◆ Problem
Each line containing the word "object" needs to be copied.

· · · · ·

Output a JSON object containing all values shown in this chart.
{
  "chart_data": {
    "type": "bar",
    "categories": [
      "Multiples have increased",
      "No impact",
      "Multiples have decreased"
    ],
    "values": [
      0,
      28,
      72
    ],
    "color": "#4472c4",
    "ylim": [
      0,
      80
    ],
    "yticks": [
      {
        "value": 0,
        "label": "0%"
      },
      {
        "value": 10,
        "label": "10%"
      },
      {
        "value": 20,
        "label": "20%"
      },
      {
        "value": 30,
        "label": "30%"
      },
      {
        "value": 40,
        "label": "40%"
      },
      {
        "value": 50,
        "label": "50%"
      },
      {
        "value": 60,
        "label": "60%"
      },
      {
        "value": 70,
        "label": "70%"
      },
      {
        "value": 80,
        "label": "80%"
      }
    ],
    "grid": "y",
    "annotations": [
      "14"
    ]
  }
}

· · · · ·

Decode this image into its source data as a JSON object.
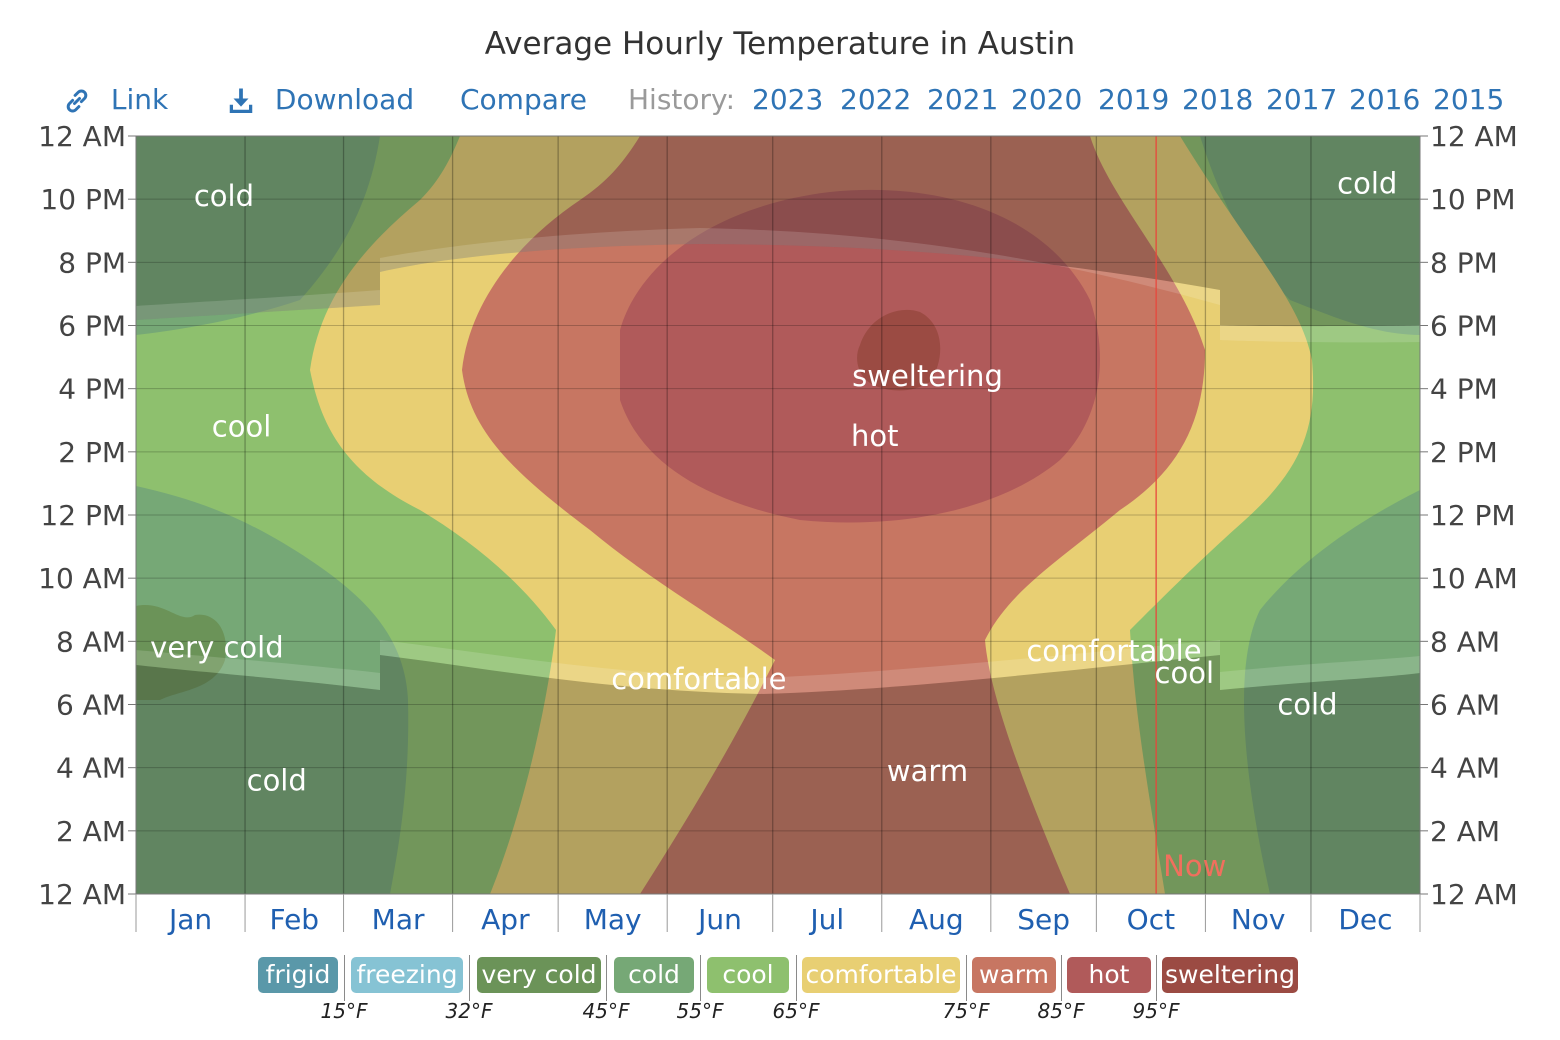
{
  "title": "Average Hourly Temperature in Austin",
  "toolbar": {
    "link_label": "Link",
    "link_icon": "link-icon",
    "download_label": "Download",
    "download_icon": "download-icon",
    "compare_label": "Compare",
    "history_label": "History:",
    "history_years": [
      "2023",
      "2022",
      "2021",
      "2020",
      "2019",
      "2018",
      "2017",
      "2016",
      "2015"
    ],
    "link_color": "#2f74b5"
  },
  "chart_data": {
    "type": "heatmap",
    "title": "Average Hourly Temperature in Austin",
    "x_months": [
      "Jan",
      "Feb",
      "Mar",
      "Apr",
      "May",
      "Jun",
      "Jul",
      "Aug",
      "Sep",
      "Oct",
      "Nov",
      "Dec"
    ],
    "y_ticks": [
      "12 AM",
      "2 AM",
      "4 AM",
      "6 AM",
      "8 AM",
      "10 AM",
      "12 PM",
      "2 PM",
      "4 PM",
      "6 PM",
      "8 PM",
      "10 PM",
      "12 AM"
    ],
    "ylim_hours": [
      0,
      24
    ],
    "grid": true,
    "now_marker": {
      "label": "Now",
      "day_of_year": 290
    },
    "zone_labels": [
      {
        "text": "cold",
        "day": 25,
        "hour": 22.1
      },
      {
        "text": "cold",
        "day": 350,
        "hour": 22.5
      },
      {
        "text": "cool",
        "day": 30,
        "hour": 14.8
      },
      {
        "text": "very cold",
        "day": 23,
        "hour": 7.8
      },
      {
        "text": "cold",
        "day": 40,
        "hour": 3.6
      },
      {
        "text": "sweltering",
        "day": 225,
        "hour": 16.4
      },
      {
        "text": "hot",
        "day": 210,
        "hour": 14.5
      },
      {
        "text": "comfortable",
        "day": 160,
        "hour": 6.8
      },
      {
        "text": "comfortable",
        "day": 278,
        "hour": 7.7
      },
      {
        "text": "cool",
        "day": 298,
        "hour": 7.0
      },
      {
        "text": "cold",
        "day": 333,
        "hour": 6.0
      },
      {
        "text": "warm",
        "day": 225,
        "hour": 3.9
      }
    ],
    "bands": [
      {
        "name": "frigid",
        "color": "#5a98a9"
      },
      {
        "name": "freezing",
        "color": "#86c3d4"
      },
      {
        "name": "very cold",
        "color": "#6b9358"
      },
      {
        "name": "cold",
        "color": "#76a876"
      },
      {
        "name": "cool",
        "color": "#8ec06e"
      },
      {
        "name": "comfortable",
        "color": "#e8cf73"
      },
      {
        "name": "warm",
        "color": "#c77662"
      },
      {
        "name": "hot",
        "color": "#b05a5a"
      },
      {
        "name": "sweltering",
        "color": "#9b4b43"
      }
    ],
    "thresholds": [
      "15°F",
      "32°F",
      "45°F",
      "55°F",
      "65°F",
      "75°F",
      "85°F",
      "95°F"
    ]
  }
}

· · · · ·

◆ Problem solution
Output a JSON object containing all values shown in this chart.
Decode this image into its source data as a JSON object.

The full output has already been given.